## To be done
Set the data down again, exactly as it reads, but without the pictures.

## Records
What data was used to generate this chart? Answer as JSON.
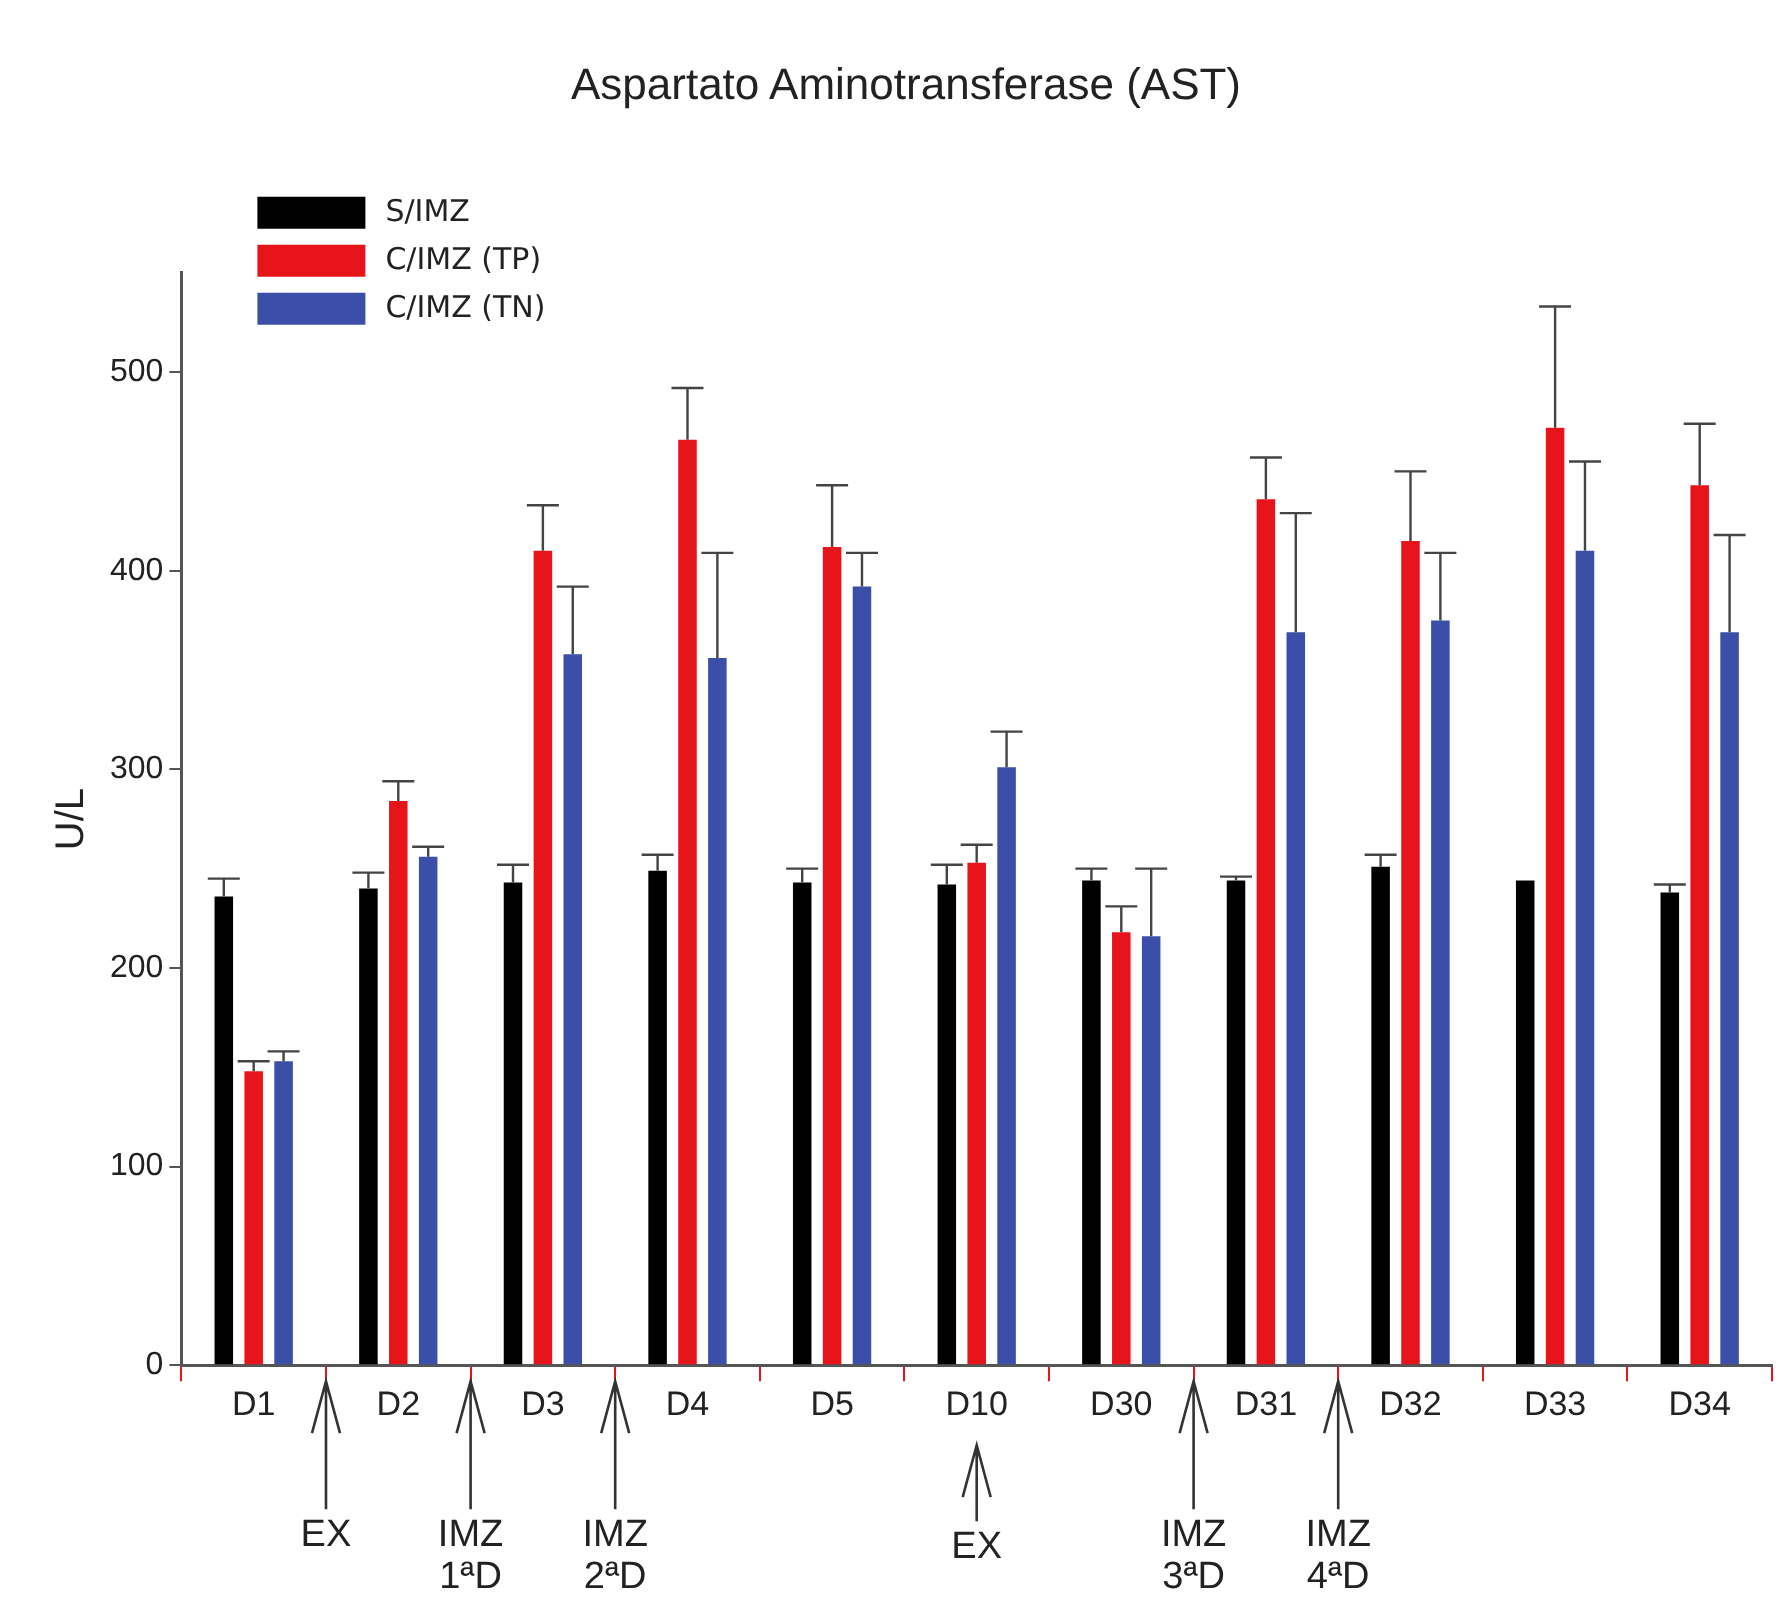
{
  "chart_data": {
    "type": "bar",
    "title": "Aspartato Aminotransferase (AST)",
    "ylabel": "U/L",
    "categories": [
      "D1",
      "D2",
      "D3",
      "D4",
      "D5",
      "D10",
      "D30",
      "D31",
      "D32",
      "D33",
      "D34"
    ],
    "series": [
      {
        "name": "S/IMZ",
        "color": "#000000",
        "values": [
          236,
          240,
          243,
          249,
          243,
          242,
          244,
          244,
          251,
          244,
          238
        ],
        "errors": [
          9,
          8,
          9,
          8,
          7,
          10,
          6,
          2,
          6,
          null,
          4
        ]
      },
      {
        "name": "C/IMZ (TP)",
        "color": "#e8141c",
        "values": [
          148,
          284,
          410,
          466,
          412,
          253,
          218,
          436,
          415,
          472,
          443
        ],
        "errors": [
          5,
          10,
          23,
          26,
          31,
          9,
          13,
          21,
          35,
          61,
          31
        ]
      },
      {
        "name": "C/IMZ (TN)",
        "color": "#3b4fa8",
        "values": [
          153,
          256,
          358,
          356,
          392,
          301,
          216,
          369,
          375,
          410,
          369
        ],
        "errors": [
          5,
          5,
          34,
          53,
          17,
          18,
          34,
          60,
          34,
          45,
          49
        ]
      }
    ],
    "ylim": [
      0,
      550
    ],
    "yticks": [
      0,
      100,
      200,
      300,
      400,
      500
    ],
    "grid": false,
    "legend": "top left",
    "annotations": [
      "EX",
      "IMZ 1ªD",
      "IMZ 2ªD",
      {
        "text": "EX",
        "x": "D10"
      },
      "IMZ 3ªD",
      "IMZ 4ªD"
    ]
  }
}
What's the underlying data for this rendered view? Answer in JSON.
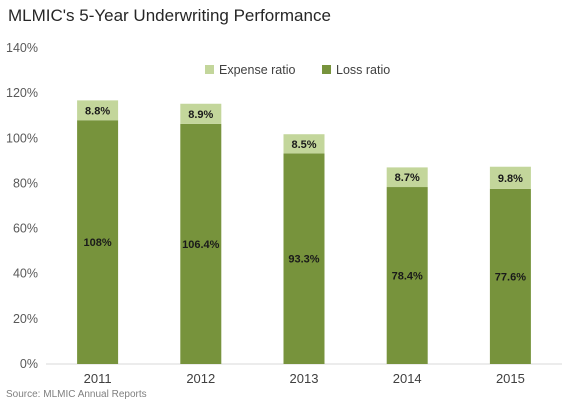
{
  "chart_data": {
    "type": "bar",
    "stacked": true,
    "title": "MLMIC's 5-Year Underwriting Performance",
    "source": "Source: MLMIC Annual Reports",
    "categories": [
      "2011",
      "2012",
      "2013",
      "2014",
      "2015"
    ],
    "series": [
      {
        "name": "Loss ratio",
        "color": "#77933c",
        "values": [
          108,
          106.4,
          93.3,
          78.4,
          77.6
        ],
        "labels": [
          "108%",
          "106.4%",
          "93.3%",
          "78.4%",
          "77.6%"
        ]
      },
      {
        "name": "Expense ratio",
        "color": "#c3d69b",
        "values": [
          8.8,
          8.9,
          8.5,
          8.7,
          9.8
        ],
        "labels": [
          "8.8%",
          "8.9%",
          "8.5%",
          "8.7%",
          "9.8%"
        ]
      }
    ],
    "legend_order": [
      "Expense ratio",
      "Loss ratio"
    ],
    "ylim": [
      0,
      140
    ],
    "yticks": [
      0,
      20,
      40,
      60,
      80,
      100,
      120,
      140
    ],
    "ytick_labels": [
      "0%",
      "20%",
      "40%",
      "60%",
      "80%",
      "100%",
      "120%",
      "140%"
    ],
    "legend_position": "top-right",
    "grid": false
  }
}
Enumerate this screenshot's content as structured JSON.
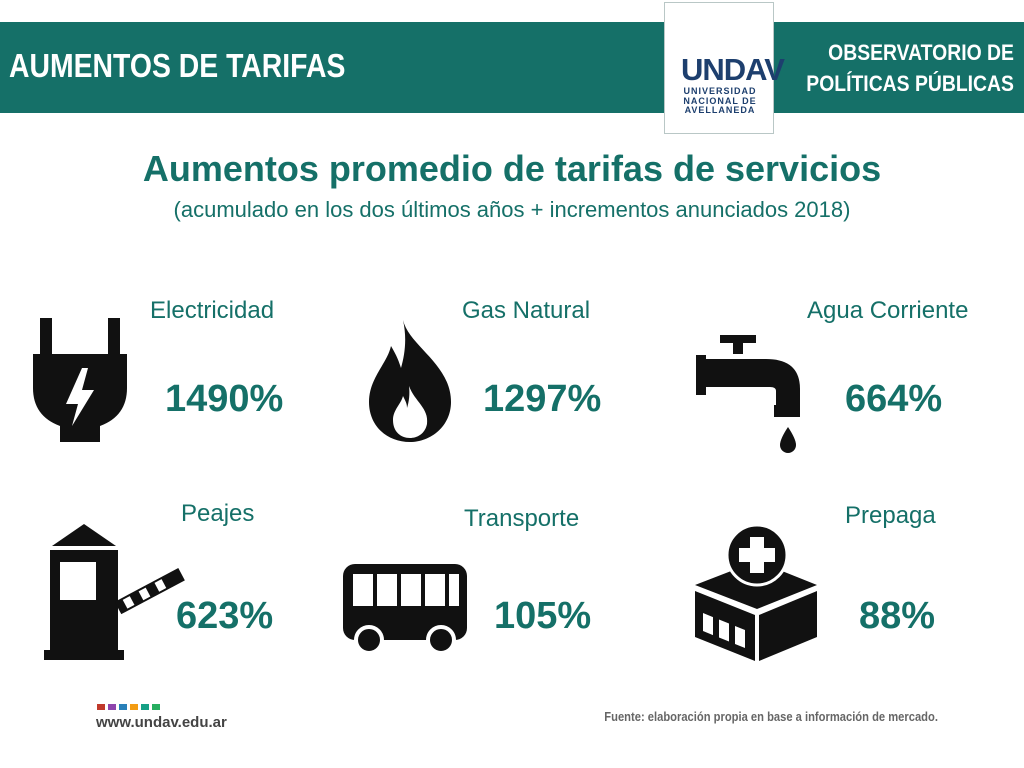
{
  "header": {
    "title": "AUMENTOS DE TARIFAS",
    "org_line1": "OBSERVATORIO DE",
    "org_line2": "POLÍTICAS PÚBLICAS"
  },
  "logo": {
    "mark": "UNDAV",
    "line1": "UNIVERSIDAD",
    "line2": "NACIONAL DE",
    "line3": "AVELLANEDA"
  },
  "main": {
    "title": "Aumentos promedio de tarifas de servicios",
    "subtitle": "(acumulado en los dos últimos años + incrementos anunciados 2018)"
  },
  "services": [
    {
      "label": "Electricidad",
      "value": "1490%",
      "icon": "power-plug-icon"
    },
    {
      "label": "Gas Natural",
      "value": "1297%",
      "icon": "flame-icon"
    },
    {
      "label": "Agua Corriente",
      "value": "664%",
      "icon": "water-faucet-icon"
    },
    {
      "label": "Peajes",
      "value": "623%",
      "icon": "toll-booth-icon"
    },
    {
      "label": "Transporte",
      "value": "105%",
      "icon": "bus-icon"
    },
    {
      "label": "Prepaga",
      "value": "88%",
      "icon": "hospital-icon"
    }
  ],
  "footer": {
    "url": "www.undav.edu.ar",
    "source": "Fuente: elaboración propia en base a información de mercado.",
    "dot_colors": [
      "#c0392b",
      "#8e44ad",
      "#2980b9",
      "#f39c12",
      "#16a085",
      "#27ae60"
    ]
  },
  "colors": {
    "accent": "#157068",
    "logo": "#1d3f6e",
    "icon": "#111111"
  }
}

## Solution for this problem
What data was used to generate this chart? Answer as JSON.
{
  "chart_data": {
    "type": "bar",
    "title": "Aspartato Aminotransferase (AST)",
    "ylabel": "U/L",
    "categories": [
      "D1",
      "D2",
      "D3",
      "D4",
      "D5",
      "D10",
      "D30",
      "D31",
      "D32",
      "D33",
      "D34"
    ],
    "series": [
      {
        "name": "S/IMZ",
        "color": "#000000",
        "values": [
          236,
          240,
          243,
          249,
          243,
          242,
          244,
          244,
          251,
          244,
          238
        ],
        "errors": [
          9,
          8,
          9,
          8,
          7,
          10,
          6,
          2,
          6,
          null,
          4
        ]
      },
      {
        "name": "C/IMZ (TP)",
        "color": "#e8141c",
        "values": [
          148,
          284,
          410,
          466,
          412,
          253,
          218,
          436,
          415,
          472,
          443
        ],
        "errors": [
          5,
          10,
          23,
          26,
          31,
          9,
          13,
          21,
          35,
          61,
          31
        ]
      },
      {
        "name": "C/IMZ (TN)",
        "color": "#3b4fa8",
        "values": [
          153,
          256,
          358,
          356,
          392,
          301,
          216,
          369,
          375,
          410,
          369
        ],
        "errors": [
          5,
          5,
          34,
          53,
          17,
          18,
          34,
          60,
          34,
          45,
          49
        ]
      }
    ],
    "ylim": [
      0,
      550
    ],
    "yticks": [
      0,
      100,
      200,
      300,
      400,
      500
    ],
    "grid": false,
    "legend": "top left",
    "annotations": [
      "EX",
      "IMZ 1ªD",
      "IMZ 2ªD",
      {
        "text": "EX",
        "x": "D10"
      },
      "IMZ 3ªD",
      "IMZ 4ªD"
    ]
  }
}
What's the underlying data for this rendered view? Answer in JSON.
{
  "chart_data": {
    "type": "bar",
    "stacked": true,
    "title": "MLMIC's 5-Year Underwriting Performance",
    "source": "Source: MLMIC Annual Reports",
    "categories": [
      "2011",
      "2012",
      "2013",
      "2014",
      "2015"
    ],
    "series": [
      {
        "name": "Loss ratio",
        "color": "#77933c",
        "values": [
          108,
          106.4,
          93.3,
          78.4,
          77.6
        ],
        "labels": [
          "108%",
          "106.4%",
          "93.3%",
          "78.4%",
          "77.6%"
        ]
      },
      {
        "name": "Expense ratio",
        "color": "#c3d69b",
        "values": [
          8.8,
          8.9,
          8.5,
          8.7,
          9.8
        ],
        "labels": [
          "8.8%",
          "8.9%",
          "8.5%",
          "8.7%",
          "9.8%"
        ]
      }
    ],
    "legend_order": [
      "Expense ratio",
      "Loss ratio"
    ],
    "ylim": [
      0,
      140
    ],
    "yticks": [
      0,
      20,
      40,
      60,
      80,
      100,
      120,
      140
    ],
    "ytick_labels": [
      "0%",
      "20%",
      "40%",
      "60%",
      "80%",
      "100%",
      "120%",
      "140%"
    ],
    "legend_position": "top-right",
    "grid": false
  }
}
Enumerate this screenshot's content as structured JSON.
{
  "header": {
    "title": "AUMENTOS DE TARIFAS",
    "org_line1": "OBSERVATORIO DE",
    "org_line2": "POLÍTICAS PÚBLICAS"
  },
  "logo": {
    "mark": "UNDAV",
    "line1": "UNIVERSIDAD",
    "line2": "NACIONAL DE",
    "line3": "AVELLANEDA"
  },
  "main": {
    "title": "Aumentos promedio de tarifas de servicios",
    "subtitle": "(acumulado en los dos últimos años + incrementos anunciados 2018)"
  },
  "services": [
    {
      "label": "Electricidad",
      "value": "1490%",
      "icon": "power-plug-icon"
    },
    {
      "label": "Gas Natural",
      "value": "1297%",
      "icon": "flame-icon"
    },
    {
      "label": "Agua Corriente",
      "value": "664%",
      "icon": "water-faucet-icon"
    },
    {
      "label": "Peajes",
      "value": "623%",
      "icon": "toll-booth-icon"
    },
    {
      "label": "Transporte",
      "value": "105%",
      "icon": "bus-icon"
    },
    {
      "label": "Prepaga",
      "value": "88%",
      "icon": "hospital-icon"
    }
  ],
  "footer": {
    "url": "www.undav.edu.ar",
    "source": "Fuente: elaboración propia en base a información de mercado.",
    "dot_colors": [
      "#c0392b",
      "#8e44ad",
      "#2980b9",
      "#f39c12",
      "#16a085",
      "#27ae60"
    ]
  },
  "colors": {
    "accent": "#157068",
    "logo": "#1d3f6e",
    "icon": "#111111"
  }
}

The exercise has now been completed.